── RECORDS SUPPLIED ──
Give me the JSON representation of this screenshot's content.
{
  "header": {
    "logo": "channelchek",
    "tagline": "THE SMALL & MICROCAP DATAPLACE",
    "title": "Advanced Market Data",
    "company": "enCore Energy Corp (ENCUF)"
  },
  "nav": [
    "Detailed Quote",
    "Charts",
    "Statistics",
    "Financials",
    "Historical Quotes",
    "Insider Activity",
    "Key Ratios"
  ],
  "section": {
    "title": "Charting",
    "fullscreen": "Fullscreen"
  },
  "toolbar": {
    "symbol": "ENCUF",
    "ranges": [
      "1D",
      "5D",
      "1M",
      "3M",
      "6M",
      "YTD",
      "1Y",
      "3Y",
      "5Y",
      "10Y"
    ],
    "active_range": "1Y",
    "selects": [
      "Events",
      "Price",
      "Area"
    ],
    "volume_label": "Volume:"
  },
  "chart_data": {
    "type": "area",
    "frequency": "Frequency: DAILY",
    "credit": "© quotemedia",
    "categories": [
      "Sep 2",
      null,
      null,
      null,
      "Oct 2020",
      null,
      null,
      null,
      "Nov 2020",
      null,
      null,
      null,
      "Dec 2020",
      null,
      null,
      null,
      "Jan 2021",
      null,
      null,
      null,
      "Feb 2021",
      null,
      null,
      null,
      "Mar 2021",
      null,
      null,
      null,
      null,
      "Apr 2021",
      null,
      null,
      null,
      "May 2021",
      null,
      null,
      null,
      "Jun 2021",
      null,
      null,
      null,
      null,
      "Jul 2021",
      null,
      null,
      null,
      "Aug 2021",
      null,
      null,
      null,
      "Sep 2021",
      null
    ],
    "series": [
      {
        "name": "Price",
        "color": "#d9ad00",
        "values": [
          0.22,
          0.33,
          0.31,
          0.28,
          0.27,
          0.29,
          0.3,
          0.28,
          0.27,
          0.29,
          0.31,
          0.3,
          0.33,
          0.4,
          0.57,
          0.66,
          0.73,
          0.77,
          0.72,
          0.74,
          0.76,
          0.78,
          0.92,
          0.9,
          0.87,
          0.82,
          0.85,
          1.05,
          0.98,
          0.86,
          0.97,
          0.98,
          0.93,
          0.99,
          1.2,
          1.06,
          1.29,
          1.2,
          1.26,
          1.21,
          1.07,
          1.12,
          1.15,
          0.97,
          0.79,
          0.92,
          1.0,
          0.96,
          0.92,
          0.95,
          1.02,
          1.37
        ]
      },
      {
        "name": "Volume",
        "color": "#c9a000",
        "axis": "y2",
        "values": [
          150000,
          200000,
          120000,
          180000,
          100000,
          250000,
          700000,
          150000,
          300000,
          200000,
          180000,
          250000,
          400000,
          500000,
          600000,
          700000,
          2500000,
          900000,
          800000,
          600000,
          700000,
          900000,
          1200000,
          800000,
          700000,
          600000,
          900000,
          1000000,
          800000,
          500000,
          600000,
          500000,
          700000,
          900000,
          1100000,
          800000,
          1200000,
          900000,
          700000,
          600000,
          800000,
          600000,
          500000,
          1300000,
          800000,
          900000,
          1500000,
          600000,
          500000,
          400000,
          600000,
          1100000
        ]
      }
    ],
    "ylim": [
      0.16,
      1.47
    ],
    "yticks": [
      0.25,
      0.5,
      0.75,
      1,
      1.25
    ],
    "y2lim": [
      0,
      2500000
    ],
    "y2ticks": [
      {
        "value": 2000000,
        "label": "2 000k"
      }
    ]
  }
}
───
── RECORDS SUPPLIED ──
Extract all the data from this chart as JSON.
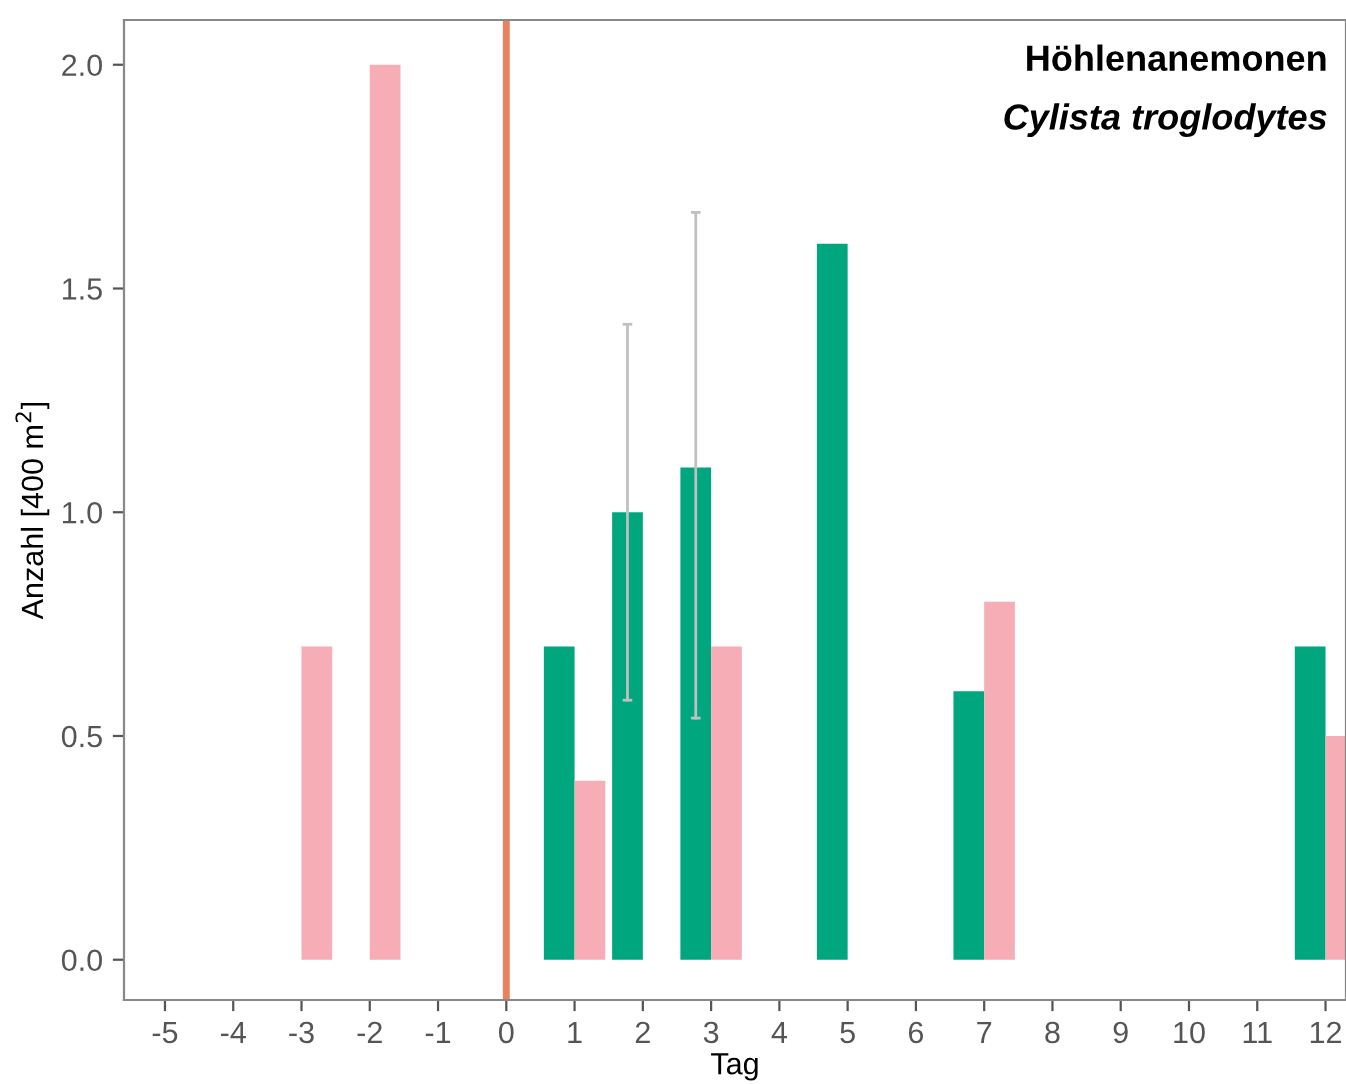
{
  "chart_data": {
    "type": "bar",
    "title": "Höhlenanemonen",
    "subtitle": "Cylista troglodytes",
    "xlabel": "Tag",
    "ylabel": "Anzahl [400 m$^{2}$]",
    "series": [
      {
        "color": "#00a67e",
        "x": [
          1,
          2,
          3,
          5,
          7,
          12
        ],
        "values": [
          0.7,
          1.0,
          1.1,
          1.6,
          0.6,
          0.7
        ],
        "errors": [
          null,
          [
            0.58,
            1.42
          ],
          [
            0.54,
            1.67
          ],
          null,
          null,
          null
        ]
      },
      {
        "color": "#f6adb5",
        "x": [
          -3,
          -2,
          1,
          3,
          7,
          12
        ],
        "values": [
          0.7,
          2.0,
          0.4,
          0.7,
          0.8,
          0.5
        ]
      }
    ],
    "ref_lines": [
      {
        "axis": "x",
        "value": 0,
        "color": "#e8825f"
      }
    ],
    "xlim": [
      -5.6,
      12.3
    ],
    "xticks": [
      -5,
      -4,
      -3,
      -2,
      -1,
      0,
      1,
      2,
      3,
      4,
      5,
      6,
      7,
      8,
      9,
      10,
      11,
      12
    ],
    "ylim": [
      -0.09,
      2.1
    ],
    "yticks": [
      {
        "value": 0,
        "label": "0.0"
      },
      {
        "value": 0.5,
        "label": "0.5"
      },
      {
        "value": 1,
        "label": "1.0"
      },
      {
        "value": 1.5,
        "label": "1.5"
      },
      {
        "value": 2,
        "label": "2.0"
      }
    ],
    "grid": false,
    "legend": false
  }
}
───
Pick out the lines that include the word "color" and write them out.

        "color": "#d9ad00",
        "color": "#c9a000",
        "color": "#00a67e",
        "color": "#f6adb5",
        "color": "#e8825f"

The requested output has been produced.